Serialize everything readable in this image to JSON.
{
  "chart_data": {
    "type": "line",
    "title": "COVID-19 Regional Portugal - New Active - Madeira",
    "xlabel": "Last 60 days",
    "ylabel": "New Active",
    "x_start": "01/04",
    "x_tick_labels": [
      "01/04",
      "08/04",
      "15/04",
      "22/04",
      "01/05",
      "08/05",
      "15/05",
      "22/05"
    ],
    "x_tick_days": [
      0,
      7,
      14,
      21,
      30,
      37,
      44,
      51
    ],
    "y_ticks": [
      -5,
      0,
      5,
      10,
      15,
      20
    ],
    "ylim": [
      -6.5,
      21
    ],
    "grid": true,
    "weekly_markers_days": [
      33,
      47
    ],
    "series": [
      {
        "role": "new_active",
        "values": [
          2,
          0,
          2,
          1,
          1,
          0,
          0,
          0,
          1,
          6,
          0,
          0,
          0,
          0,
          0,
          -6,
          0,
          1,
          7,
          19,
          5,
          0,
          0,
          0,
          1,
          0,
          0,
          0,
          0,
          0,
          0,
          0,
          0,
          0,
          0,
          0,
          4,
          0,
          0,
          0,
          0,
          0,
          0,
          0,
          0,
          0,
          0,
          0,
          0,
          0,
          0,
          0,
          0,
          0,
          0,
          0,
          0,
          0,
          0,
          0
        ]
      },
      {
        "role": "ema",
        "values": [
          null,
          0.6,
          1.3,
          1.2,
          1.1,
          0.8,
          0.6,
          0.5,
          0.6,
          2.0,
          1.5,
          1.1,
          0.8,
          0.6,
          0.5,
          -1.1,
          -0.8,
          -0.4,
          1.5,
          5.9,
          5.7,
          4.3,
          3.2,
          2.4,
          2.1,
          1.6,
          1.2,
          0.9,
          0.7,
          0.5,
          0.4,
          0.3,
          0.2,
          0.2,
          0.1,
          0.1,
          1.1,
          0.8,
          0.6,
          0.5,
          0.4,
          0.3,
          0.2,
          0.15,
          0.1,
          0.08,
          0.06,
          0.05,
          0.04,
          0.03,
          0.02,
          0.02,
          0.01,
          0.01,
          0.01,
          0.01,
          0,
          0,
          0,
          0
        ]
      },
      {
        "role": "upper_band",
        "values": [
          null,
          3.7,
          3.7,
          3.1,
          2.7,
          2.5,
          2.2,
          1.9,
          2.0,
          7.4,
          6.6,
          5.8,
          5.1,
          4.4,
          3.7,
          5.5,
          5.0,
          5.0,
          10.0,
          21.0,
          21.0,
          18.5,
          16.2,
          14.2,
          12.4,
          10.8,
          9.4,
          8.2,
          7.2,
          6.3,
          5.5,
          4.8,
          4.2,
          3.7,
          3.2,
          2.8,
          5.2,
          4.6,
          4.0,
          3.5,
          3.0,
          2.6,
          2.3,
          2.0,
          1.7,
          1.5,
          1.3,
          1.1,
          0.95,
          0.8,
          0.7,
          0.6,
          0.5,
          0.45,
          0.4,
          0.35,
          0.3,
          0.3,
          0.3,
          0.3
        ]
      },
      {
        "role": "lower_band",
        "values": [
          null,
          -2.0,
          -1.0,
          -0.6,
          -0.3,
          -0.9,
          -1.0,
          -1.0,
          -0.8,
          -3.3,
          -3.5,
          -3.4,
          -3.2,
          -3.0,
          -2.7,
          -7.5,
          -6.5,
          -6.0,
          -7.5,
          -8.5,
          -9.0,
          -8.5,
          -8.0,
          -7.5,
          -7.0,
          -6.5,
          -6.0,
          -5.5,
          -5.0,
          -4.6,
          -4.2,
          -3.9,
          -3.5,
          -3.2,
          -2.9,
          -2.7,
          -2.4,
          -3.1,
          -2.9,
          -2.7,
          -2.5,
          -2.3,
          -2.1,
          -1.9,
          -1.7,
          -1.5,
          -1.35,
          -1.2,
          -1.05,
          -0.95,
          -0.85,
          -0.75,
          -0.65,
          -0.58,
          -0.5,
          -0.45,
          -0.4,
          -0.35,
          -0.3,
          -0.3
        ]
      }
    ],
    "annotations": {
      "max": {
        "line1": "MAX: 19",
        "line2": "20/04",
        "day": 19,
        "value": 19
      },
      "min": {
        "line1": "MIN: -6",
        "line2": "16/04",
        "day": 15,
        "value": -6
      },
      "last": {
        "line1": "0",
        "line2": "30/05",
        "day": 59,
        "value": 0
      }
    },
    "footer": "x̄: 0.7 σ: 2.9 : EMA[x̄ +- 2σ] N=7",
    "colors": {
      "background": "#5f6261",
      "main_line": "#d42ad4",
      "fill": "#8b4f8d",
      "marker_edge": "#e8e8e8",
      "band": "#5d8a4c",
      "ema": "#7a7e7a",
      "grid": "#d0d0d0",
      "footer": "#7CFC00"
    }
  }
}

______

§ **PROBLEM TO WORK ON**: Copy the records above exactly.

§ **EXERCISE SOLUTION**:
Serialize everything readable in this image to JSON.
{
  "chart_data": {
    "type": "line",
    "title": "COVID-19 Regional Portugal - New Active - Madeira",
    "xlabel": "Last 60 days",
    "ylabel": "New Active",
    "x_start": "01/04",
    "x_tick_labels": [
      "01/04",
      "08/04",
      "15/04",
      "22/04",
      "01/05",
      "08/05",
      "15/05",
      "22/05"
    ],
    "x_tick_days": [
      0,
      7,
      14,
      21,
      30,
      37,
      44,
      51
    ],
    "y_ticks": [
      -5,
      0,
      5,
      10,
      15,
      20
    ],
    "ylim": [
      -6.5,
      21
    ],
    "grid": true,
    "weekly_markers_days": [
      33,
      47
    ],
    "series": [
      {
        "role": "new_active",
        "values": [
          2,
          0,
          2,
          1,
          1,
          0,
          0,
          0,
          1,
          6,
          0,
          0,
          0,
          0,
          0,
          -6,
          0,
          1,
          7,
          19,
          5,
          0,
          0,
          0,
          1,
          0,
          0,
          0,
          0,
          0,
          0,
          0,
          0,
          0,
          0,
          0,
          4,
          0,
          0,
          0,
          0,
          0,
          0,
          0,
          0,
          0,
          0,
          0,
          0,
          0,
          0,
          0,
          0,
          0,
          0,
          0,
          0,
          0,
          0,
          0
        ]
      },
      {
        "role": "ema",
        "values": [
          null,
          0.6,
          1.3,
          1.2,
          1.1,
          0.8,
          0.6,
          0.5,
          0.6,
          2.0,
          1.5,
          1.1,
          0.8,
          0.6,
          0.5,
          -1.1,
          -0.8,
          -0.4,
          1.5,
          5.9,
          5.7,
          4.3,
          3.2,
          2.4,
          2.1,
          1.6,
          1.2,
          0.9,
          0.7,
          0.5,
          0.4,
          0.3,
          0.2,
          0.2,
          0.1,
          0.1,
          1.1,
          0.8,
          0.6,
          0.5,
          0.4,
          0.3,
          0.2,
          0.15,
          0.1,
          0.08,
          0.06,
          0.05,
          0.04,
          0.03,
          0.02,
          0.02,
          0.01,
          0.01,
          0.01,
          0.01,
          0,
          0,
          0,
          0
        ]
      },
      {
        "role": "upper_band",
        "values": [
          null,
          3.7,
          3.7,
          3.1,
          2.7,
          2.5,
          2.2,
          1.9,
          2.0,
          7.4,
          6.6,
          5.8,
          5.1,
          4.4,
          3.7,
          5.5,
          5.0,
          5.0,
          10.0,
          21.0,
          21.0,
          18.5,
          16.2,
          14.2,
          12.4,
          10.8,
          9.4,
          8.2,
          7.2,
          6.3,
          5.5,
          4.8,
          4.2,
          3.7,
          3.2,
          2.8,
          5.2,
          4.6,
          4.0,
          3.5,
          3.0,
          2.6,
          2.3,
          2.0,
          1.7,
          1.5,
          1.3,
          1.1,
          0.95,
          0.8,
          0.7,
          0.6,
          0.5,
          0.45,
          0.4,
          0.35,
          0.3,
          0.3,
          0.3,
          0.3
        ]
      },
      {
        "role": "lower_band",
        "values": [
          null,
          -2.0,
          -1.0,
          -0.6,
          -0.3,
          -0.9,
          -1.0,
          -1.0,
          -0.8,
          -3.3,
          -3.5,
          -3.4,
          -3.2,
          -3.0,
          -2.7,
          -7.5,
          -6.5,
          -6.0,
          -7.5,
          -8.5,
          -9.0,
          -8.5,
          -8.0,
          -7.5,
          -7.0,
          -6.5,
          -6.0,
          -5.5,
          -5.0,
          -4.6,
          -4.2,
          -3.9,
          -3.5,
          -3.2,
          -2.9,
          -2.7,
          -2.4,
          -3.1,
          -2.9,
          -2.7,
          -2.5,
          -2.3,
          -2.1,
          -1.9,
          -1.7,
          -1.5,
          -1.35,
          -1.2,
          -1.05,
          -0.95,
          -0.85,
          -0.75,
          -0.65,
          -0.58,
          -0.5,
          -0.45,
          -0.4,
          -0.35,
          -0.3,
          -0.3
        ]
      }
    ],
    "annotations": {
      "max": {
        "line1": "MAX: 19",
        "line2": "20/04",
        "day": 19,
        "value": 19
      },
      "min": {
        "line1": "MIN: -6",
        "line2": "16/04",
        "day": 15,
        "value": -6
      },
      "last": {
        "line1": "0",
        "line2": "30/05",
        "day": 59,
        "value": 0
      }
    },
    "footer": "x̄: 0.7 σ: 2.9 : EMA[x̄ +- 2σ] N=7",
    "colors": {
      "background": "#5f6261",
      "main_line": "#d42ad4",
      "fill": "#8b4f8d",
      "marker_edge": "#e8e8e8",
      "band": "#5d8a4c",
      "ema": "#7a7e7a",
      "grid": "#d0d0d0",
      "footer": "#7CFC00"
    }
  }
}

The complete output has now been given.